-- Begin DATASET --

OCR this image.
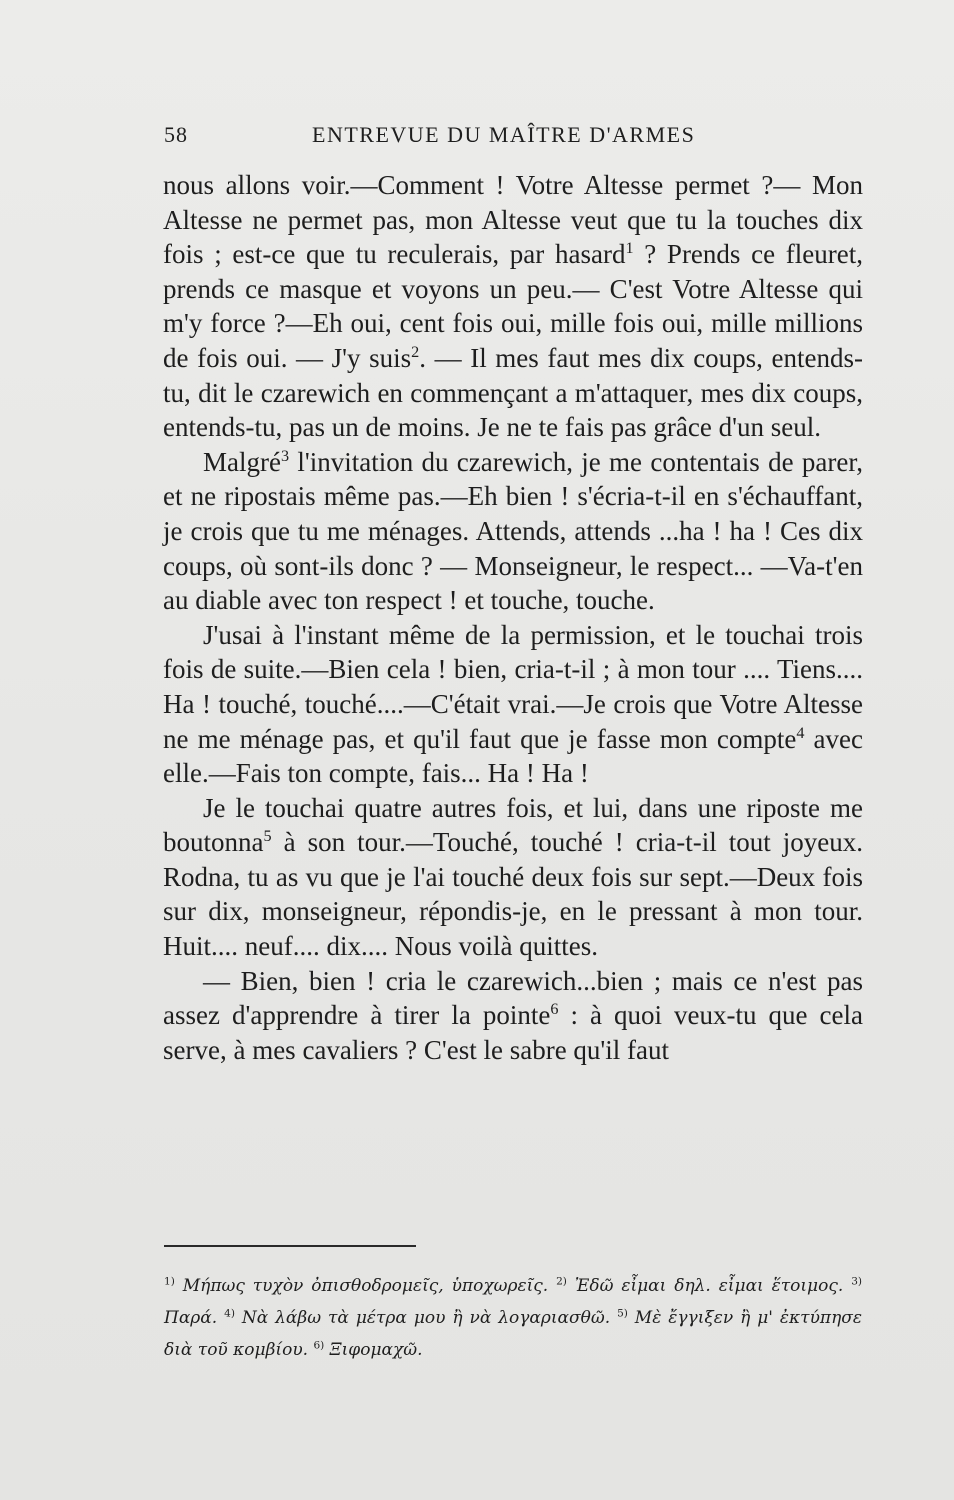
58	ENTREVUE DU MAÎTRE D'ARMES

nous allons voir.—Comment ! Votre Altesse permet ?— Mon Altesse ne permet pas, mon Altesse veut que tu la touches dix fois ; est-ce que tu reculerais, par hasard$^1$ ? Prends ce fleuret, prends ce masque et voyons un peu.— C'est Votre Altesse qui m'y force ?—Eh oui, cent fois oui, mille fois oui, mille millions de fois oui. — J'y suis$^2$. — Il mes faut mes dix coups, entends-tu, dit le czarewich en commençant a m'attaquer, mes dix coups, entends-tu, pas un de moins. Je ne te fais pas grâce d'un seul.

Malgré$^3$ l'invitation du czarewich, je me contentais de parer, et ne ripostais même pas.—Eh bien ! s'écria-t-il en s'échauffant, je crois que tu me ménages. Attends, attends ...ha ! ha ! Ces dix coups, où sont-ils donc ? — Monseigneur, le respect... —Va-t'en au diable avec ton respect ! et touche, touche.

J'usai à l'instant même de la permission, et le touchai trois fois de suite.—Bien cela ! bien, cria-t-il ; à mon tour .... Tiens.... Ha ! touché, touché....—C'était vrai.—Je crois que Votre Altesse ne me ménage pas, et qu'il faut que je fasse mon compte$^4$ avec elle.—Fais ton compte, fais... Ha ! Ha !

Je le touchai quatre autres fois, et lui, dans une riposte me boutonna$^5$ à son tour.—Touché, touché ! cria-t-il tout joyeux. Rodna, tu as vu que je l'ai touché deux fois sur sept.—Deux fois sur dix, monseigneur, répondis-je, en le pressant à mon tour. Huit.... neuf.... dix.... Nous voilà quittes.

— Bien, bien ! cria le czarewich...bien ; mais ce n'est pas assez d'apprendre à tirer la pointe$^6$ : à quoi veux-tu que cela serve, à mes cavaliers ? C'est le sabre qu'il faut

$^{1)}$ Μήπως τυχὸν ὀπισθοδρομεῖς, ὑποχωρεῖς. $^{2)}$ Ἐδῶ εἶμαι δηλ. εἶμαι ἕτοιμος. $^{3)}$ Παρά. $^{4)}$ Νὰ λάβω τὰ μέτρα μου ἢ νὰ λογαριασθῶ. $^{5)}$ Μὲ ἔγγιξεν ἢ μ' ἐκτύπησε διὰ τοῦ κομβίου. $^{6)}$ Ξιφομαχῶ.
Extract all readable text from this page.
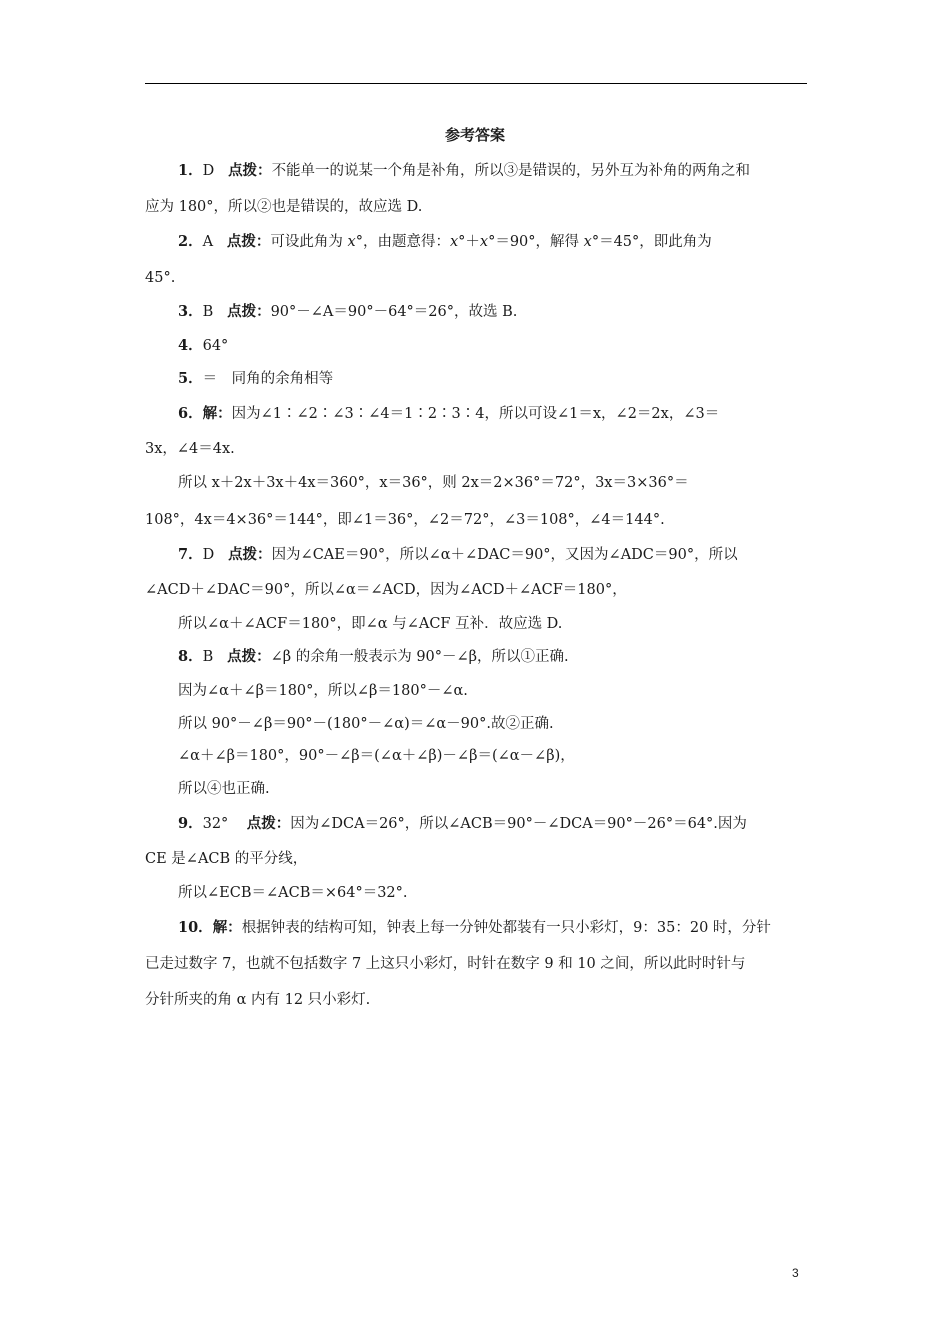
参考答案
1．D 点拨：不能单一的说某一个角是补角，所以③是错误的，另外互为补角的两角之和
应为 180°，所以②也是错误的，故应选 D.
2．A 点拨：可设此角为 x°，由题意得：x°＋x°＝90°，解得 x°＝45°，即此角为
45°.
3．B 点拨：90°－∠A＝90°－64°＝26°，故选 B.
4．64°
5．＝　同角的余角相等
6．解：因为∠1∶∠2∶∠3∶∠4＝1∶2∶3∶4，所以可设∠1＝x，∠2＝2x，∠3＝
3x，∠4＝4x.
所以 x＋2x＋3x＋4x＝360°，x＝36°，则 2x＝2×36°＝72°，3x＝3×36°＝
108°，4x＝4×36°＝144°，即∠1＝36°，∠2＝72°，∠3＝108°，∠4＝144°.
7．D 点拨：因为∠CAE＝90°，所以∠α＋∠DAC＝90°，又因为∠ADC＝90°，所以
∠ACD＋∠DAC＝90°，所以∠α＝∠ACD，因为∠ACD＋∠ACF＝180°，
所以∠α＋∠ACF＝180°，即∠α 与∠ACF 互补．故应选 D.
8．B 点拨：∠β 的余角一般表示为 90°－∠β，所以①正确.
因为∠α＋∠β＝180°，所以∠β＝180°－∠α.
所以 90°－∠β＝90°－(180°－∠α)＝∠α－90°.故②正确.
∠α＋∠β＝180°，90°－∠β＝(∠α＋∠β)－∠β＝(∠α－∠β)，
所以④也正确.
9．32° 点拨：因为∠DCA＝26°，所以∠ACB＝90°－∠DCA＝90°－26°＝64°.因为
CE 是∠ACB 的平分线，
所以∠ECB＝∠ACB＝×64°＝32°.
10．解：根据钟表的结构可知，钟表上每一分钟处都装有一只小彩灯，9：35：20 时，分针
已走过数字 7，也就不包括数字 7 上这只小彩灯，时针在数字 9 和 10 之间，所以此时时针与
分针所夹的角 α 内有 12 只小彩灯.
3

-- End DATASET --
-- Begin DATASET --

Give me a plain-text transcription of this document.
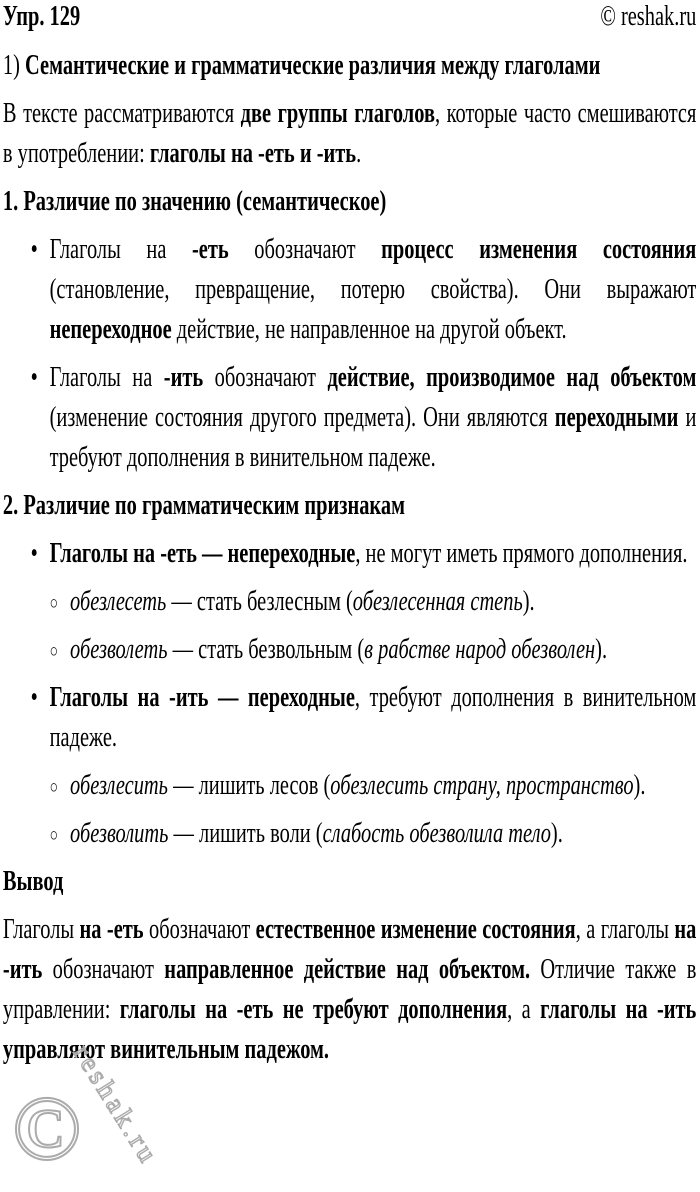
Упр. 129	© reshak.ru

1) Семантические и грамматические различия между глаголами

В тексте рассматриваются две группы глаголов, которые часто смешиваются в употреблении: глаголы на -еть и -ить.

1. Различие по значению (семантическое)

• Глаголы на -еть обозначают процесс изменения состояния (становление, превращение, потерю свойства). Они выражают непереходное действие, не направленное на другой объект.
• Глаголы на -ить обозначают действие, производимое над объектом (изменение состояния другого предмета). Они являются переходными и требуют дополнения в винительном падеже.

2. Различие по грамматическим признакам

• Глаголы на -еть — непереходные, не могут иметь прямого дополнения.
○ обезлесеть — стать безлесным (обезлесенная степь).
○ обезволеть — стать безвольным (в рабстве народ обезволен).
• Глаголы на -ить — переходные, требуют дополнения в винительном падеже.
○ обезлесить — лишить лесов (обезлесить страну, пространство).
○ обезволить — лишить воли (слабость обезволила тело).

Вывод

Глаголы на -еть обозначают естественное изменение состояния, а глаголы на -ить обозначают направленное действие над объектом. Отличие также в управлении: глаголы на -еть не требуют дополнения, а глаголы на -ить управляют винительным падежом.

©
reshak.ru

-- End DATASET --
-- Begin DATASET --

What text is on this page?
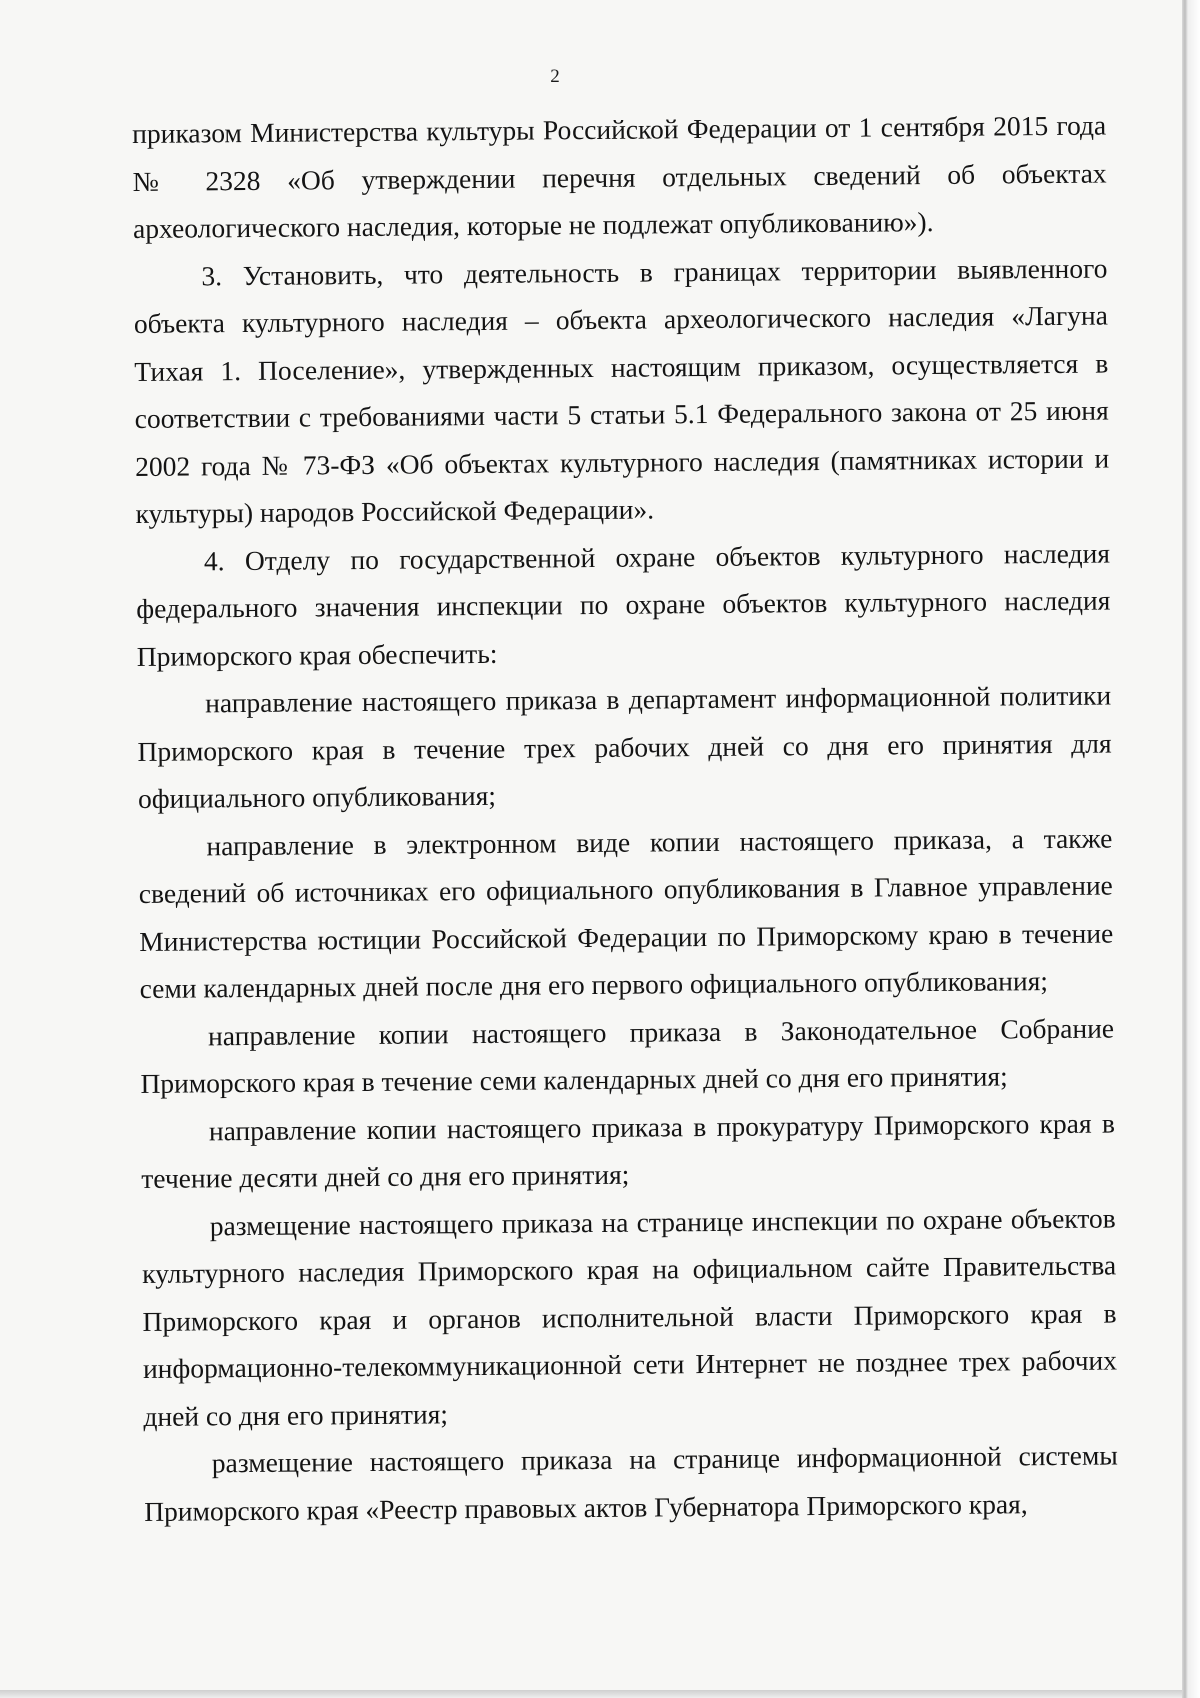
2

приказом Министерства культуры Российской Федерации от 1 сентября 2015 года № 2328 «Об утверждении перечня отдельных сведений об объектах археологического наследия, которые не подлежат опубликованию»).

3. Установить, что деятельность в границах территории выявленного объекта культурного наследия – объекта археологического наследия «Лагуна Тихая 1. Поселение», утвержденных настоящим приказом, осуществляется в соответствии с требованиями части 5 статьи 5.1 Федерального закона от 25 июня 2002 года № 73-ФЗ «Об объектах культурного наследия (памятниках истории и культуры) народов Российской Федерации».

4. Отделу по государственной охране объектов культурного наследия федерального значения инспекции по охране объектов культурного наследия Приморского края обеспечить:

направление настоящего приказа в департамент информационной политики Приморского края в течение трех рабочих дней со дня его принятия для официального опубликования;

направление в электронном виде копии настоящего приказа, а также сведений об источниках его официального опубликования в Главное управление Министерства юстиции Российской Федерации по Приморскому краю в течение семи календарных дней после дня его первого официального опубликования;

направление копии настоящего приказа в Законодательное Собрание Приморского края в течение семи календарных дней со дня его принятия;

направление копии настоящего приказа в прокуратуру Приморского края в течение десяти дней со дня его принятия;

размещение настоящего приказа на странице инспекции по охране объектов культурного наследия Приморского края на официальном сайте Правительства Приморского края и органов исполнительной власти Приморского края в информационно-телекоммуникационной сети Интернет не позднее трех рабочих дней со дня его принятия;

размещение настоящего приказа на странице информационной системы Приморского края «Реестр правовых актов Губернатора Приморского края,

-- End DATASET --

WORK TO BE COMPLETED:
Using the listing above, pick out each line that contains the word "информационной", then copy it.

FINISHED EXERCISE:
направление настоящего приказа в департамент информационной политики Приморского края в течение трех рабочих дней со дня его принятия для официального опубликования;
размещение настоящего приказа на странице информационной системы Приморского края «Реестр правовых актов Губернатора Приморского края,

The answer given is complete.